== What you need to do ==
Select and reproduce each line of the listing below that bears the string "一般公共预算财政拨款".

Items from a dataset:
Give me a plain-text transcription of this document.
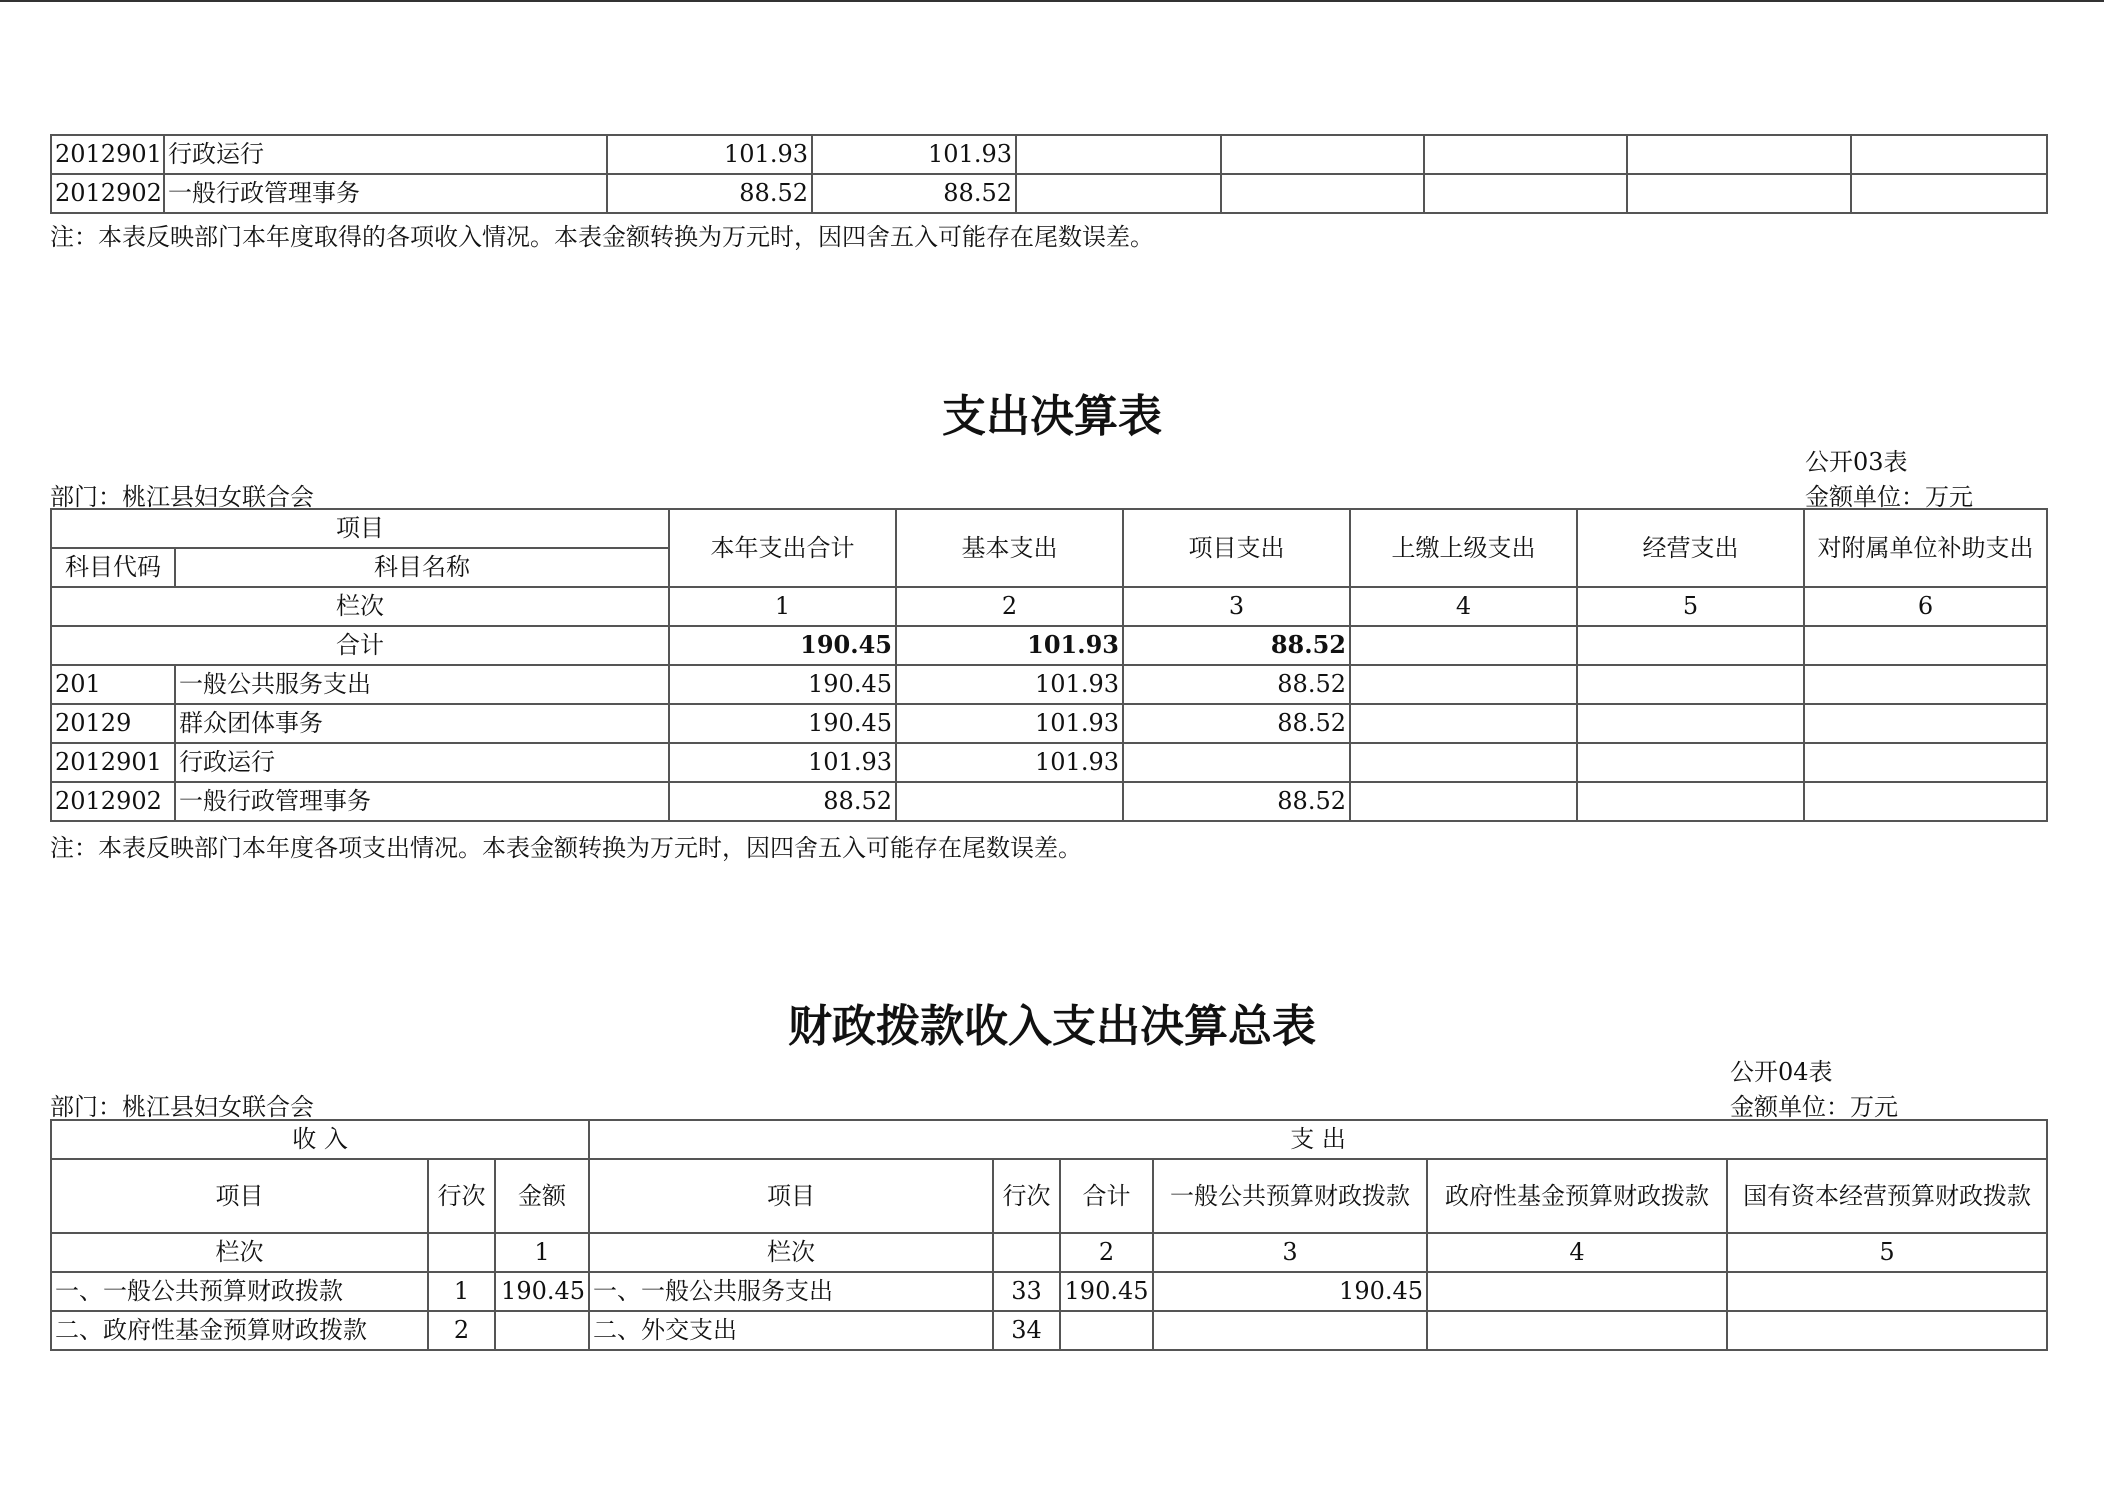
2012901	行政运行	101.93	101.93					
2012902	一般行政管理事务	88.52	88.52					
注：本表反映部门本年度取得的各项收入情况。本表金额转换为万元时，因四舍五入可能存在尾数误差。
支出决算表
公开03表
部门：桃江县妇女联合会	金额单位：万元
项目		本年支出合计	基本支出	项目支出	上缴上级支出	经营支出	对附属单位补助支出
科目代码	科目名称						
栏次		1	2	3	4	5	6
合计		190.45	101.93	88.52			
201	一般公共服务支出	190.45	101.93	88.52			
20129	群众团体事务	190.45	101.93	88.52			
2012901	行政运行	101.93	101.93				
2012902	一般行政管理事务	88.52		88.52			
注：本表反映部门本年度各项支出情况。本表金额转换为万元时，因四舍五入可能存在尾数误差。
财政拨款收入支出决算总表
公开04表
部门：桃江县妇女联合会	金额单位：万元
收 入			支 出					
项目	行次	金额	项目	行次	合计	一般公共预算财政拨款	政府性基金预算财政拨款	国有资本经营预算财政拨款
栏次		1	栏次		2	3	4	5
一、一般公共预算财政拨款	1	190.45	一、一般公共服务支出	33	190.45	190.45		
二、政府性基金预算财政拨款	2		二、外交支出	34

== Written response ==
项目	行次	金额	项目	行次	合计	一般公共预算财政拨款	政府性基金预算财政拨款	国有资本经营预算财政拨款
一、一般公共预算财政拨款	1	190.45	一、一般公共服务支出	33	190.45	190.45		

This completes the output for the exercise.